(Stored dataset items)
------------------------------------------------------------

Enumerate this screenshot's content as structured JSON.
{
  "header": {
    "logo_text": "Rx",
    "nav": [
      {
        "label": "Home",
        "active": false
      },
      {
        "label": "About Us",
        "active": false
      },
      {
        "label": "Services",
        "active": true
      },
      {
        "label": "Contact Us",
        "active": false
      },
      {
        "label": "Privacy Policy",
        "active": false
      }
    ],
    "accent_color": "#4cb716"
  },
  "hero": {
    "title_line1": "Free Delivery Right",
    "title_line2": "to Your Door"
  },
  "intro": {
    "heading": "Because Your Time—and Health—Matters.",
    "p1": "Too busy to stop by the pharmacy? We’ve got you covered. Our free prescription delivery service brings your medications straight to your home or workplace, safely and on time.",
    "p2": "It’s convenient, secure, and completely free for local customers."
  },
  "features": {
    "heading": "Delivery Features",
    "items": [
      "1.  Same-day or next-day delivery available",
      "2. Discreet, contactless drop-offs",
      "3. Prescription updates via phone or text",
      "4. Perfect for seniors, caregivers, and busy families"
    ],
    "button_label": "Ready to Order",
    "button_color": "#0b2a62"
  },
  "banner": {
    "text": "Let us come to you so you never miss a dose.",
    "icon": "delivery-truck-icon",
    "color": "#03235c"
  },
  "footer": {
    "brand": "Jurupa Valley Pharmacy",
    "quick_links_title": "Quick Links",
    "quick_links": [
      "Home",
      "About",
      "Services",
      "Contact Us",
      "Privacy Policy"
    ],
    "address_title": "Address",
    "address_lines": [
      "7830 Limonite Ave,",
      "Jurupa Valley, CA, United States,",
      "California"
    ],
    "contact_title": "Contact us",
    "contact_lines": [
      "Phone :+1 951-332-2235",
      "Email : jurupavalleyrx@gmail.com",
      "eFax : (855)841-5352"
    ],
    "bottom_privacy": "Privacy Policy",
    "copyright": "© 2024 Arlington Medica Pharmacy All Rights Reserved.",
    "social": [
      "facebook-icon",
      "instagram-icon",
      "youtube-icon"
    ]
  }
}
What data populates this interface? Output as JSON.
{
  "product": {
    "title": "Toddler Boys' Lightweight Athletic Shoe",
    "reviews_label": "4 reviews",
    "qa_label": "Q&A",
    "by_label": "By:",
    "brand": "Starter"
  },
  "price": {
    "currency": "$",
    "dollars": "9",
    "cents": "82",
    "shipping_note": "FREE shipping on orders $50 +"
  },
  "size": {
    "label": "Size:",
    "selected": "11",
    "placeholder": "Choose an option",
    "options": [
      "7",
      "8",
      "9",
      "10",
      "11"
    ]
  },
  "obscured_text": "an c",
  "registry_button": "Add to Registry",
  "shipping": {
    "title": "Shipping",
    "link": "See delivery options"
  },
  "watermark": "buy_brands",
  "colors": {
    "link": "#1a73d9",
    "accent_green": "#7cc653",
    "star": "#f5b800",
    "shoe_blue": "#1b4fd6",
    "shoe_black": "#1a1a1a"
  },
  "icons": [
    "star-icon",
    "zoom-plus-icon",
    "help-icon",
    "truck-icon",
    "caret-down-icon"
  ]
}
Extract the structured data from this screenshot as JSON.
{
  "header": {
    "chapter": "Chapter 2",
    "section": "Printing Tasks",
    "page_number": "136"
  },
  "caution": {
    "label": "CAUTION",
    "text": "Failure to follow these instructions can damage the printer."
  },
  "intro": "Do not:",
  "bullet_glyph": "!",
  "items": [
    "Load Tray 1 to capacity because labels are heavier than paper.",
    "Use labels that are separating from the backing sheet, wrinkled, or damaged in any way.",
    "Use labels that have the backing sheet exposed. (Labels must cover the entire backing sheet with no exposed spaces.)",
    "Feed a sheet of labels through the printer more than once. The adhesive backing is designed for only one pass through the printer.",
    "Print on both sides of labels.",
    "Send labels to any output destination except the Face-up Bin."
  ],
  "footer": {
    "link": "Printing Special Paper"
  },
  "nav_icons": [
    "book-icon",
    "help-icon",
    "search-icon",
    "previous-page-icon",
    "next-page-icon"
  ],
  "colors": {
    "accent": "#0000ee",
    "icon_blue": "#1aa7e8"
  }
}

------------------------------------------------------------

**Requirement:** Quote exactly and only the lines from the one holding "Extract the structured" through the end of the data.

**Answer for this exercise:**
Extract the structured data from this screenshot as JSON.
{
  "header": {
    "chapter": "Chapter 2",
    "section": "Printing Tasks",
    "page_number": "136"
  },
  "caution": {
    "label": "CAUTION",
    "text": "Failure to follow these instructions can damage the printer."
  },
  "intro": "Do not:",
  "bullet_glyph": "!",
  "items": [
    "Load Tray 1 to capacity because labels are heavier than paper.",
    "Use labels that are separating from the backing sheet, wrinkled, or damaged in any way.",
    "Use labels that have the backing sheet exposed. (Labels must cover the entire backing sheet with no exposed spaces.)",
    "Feed a sheet of labels through the printer more than once. The adhesive backing is designed for only one pass through the printer.",
    "Print on both sides of labels.",
    "Send labels to any output destination except the Face-up Bin."
  ],
  "footer": {
    "link": "Printing Special Paper"
  },
  "nav_icons": [
    "book-icon",
    "help-icon",
    "search-icon",
    "previous-page-icon",
    "next-page-icon"
  ],
  "colors": {
    "accent": "#0000ee",
    "icon_blue": "#1aa7e8"
  }
}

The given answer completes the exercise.